§ THE TASK
Exactly reproduce each line of the listing that follows.

*** PROVIDED ENTRIES

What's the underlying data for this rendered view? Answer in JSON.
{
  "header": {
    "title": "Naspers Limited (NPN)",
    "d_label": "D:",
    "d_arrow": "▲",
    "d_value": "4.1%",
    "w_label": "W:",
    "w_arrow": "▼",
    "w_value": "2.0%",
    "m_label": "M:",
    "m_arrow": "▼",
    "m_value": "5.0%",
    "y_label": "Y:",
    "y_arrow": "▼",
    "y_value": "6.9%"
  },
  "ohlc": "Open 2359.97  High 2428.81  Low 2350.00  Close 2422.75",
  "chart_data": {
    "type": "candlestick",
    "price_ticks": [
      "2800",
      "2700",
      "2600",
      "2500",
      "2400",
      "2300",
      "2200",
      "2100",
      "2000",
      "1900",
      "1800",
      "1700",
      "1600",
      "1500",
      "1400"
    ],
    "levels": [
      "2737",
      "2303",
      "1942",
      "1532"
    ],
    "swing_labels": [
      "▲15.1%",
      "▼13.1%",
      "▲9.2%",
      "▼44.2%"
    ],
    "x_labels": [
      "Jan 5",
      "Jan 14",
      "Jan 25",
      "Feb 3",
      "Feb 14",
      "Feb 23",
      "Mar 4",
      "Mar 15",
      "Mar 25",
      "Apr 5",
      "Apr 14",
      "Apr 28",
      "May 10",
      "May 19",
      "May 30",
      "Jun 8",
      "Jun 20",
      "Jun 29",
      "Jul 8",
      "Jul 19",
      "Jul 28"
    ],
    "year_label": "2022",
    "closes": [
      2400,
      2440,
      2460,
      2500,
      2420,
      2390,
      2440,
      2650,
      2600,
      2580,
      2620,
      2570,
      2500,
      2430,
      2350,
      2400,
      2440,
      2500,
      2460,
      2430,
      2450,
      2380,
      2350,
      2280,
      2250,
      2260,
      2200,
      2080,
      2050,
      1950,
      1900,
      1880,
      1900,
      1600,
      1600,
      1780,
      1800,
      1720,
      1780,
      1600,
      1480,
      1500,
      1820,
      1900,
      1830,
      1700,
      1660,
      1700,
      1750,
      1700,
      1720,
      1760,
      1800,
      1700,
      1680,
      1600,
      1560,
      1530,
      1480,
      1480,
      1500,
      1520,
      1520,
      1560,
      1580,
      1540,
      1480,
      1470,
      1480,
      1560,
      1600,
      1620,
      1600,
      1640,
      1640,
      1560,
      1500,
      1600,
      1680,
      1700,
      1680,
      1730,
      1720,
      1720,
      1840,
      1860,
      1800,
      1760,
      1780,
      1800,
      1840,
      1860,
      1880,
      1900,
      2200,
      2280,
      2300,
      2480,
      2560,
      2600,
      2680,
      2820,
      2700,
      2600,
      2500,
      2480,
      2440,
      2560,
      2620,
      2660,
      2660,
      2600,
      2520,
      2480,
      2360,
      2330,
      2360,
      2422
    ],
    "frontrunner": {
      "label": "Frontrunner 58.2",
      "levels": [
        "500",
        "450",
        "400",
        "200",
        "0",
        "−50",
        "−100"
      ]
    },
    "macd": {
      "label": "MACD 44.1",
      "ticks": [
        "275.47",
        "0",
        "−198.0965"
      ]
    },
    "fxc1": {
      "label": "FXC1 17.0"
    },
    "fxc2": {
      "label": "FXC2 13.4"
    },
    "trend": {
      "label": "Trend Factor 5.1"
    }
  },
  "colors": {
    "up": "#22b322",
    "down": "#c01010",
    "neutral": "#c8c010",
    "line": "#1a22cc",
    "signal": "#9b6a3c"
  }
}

******

§ RESPONSE TO THIS EXERCISE
What's the underlying data for this rendered view? Answer in JSON.
{
  "header": {
    "title": "Naspers Limited (NPN)",
    "d_label": "D:",
    "d_arrow": "▲",
    "d_value": "4.1%",
    "w_label": "W:",
    "w_arrow": "▼",
    "w_value": "2.0%",
    "m_label": "M:",
    "m_arrow": "▼",
    "m_value": "5.0%",
    "y_label": "Y:",
    "y_arrow": "▼",
    "y_value": "6.9%"
  },
  "ohlc": "Open 2359.97  High 2428.81  Low 2350.00  Close 2422.75",
  "chart_data": {
    "type": "candlestick",
    "price_ticks": [
      "2800",
      "2700",
      "2600",
      "2500",
      "2400",
      "2300",
      "2200",
      "2100",
      "2000",
      "1900",
      "1800",
      "1700",
      "1600",
      "1500",
      "1400"
    ],
    "levels": [
      "2737",
      "2303",
      "1942",
      "1532"
    ],
    "swing_labels": [
      "▲15.1%",
      "▼13.1%",
      "▲9.2%",
      "▼44.2%"
    ],
    "x_labels": [
      "Jan 5",
      "Jan 14",
      "Jan 25",
      "Feb 3",
      "Feb 14",
      "Feb 23",
      "Mar 4",
      "Mar 15",
      "Mar 25",
      "Apr 5",
      "Apr 14",
      "Apr 28",
      "May 10",
      "May 19",
      "May 30",
      "Jun 8",
      "Jun 20",
      "Jun 29",
      "Jul 8",
      "Jul 19",
      "Jul 28"
    ],
    "year_label": "2022",
    "closes": [
      2400,
      2440,
      2460,
      2500,
      2420,
      2390,
      2440,
      2650,
      2600,
      2580,
      2620,
      2570,
      2500,
      2430,
      2350,
      2400,
      2440,
      2500,
      2460,
      2430,
      2450,
      2380,
      2350,
      2280,
      2250,
      2260,
      2200,
      2080,
      2050,
      1950,
      1900,
      1880,
      1900,
      1600,
      1600,
      1780,
      1800,
      1720,
      1780,
      1600,
      1480,
      1500,
      1820,
      1900,
      1830,
      1700,
      1660,
      1700,
      1750,
      1700,
      1720,
      1760,
      1800,
      1700,
      1680,
      1600,
      1560,
      1530,
      1480,
      1480,
      1500,
      1520,
      1520,
      1560,
      1580,
      1540,
      1480,
      1470,
      1480,
      1560,
      1600,
      1620,
      1600,
      1640,
      1640,
      1560,
      1500,
      1600,
      1680,
      1700,
      1680,
      1730,
      1720,
      1720,
      1840,
      1860,
      1800,
      1760,
      1780,
      1800,
      1840,
      1860,
      1880,
      1900,
      2200,
      2280,
      2300,
      2480,
      2560,
      2600,
      2680,
      2820,
      2700,
      2600,
      2500,
      2480,
      2440,
      2560,
      2620,
      2660,
      2660,
      2600,
      2520,
      2480,
      2360,
      2330,
      2360,
      2422
    ],
    "frontrunner": {
      "label": "Frontrunner 58.2",
      "levels": [
        "500",
        "450",
        "400",
        "200",
        "0",
        "−50",
        "−100"
      ]
    },
    "macd": {
      "label": "MACD 44.1",
      "ticks": [
        "275.47",
        "0",
        "−198.0965"
      ]
    },
    "fxc1": {
      "label": "FXC1 17.0"
    },
    "fxc2": {
      "label": "FXC2 13.4"
    },
    "trend": {
      "label": "Trend Factor 5.1"
    }
  },
  "colors": {
    "up": "#22b322",
    "down": "#c01010",
    "neutral": "#c8c010",
    "line": "#1a22cc",
    "signal": "#9b6a3c"
  }
}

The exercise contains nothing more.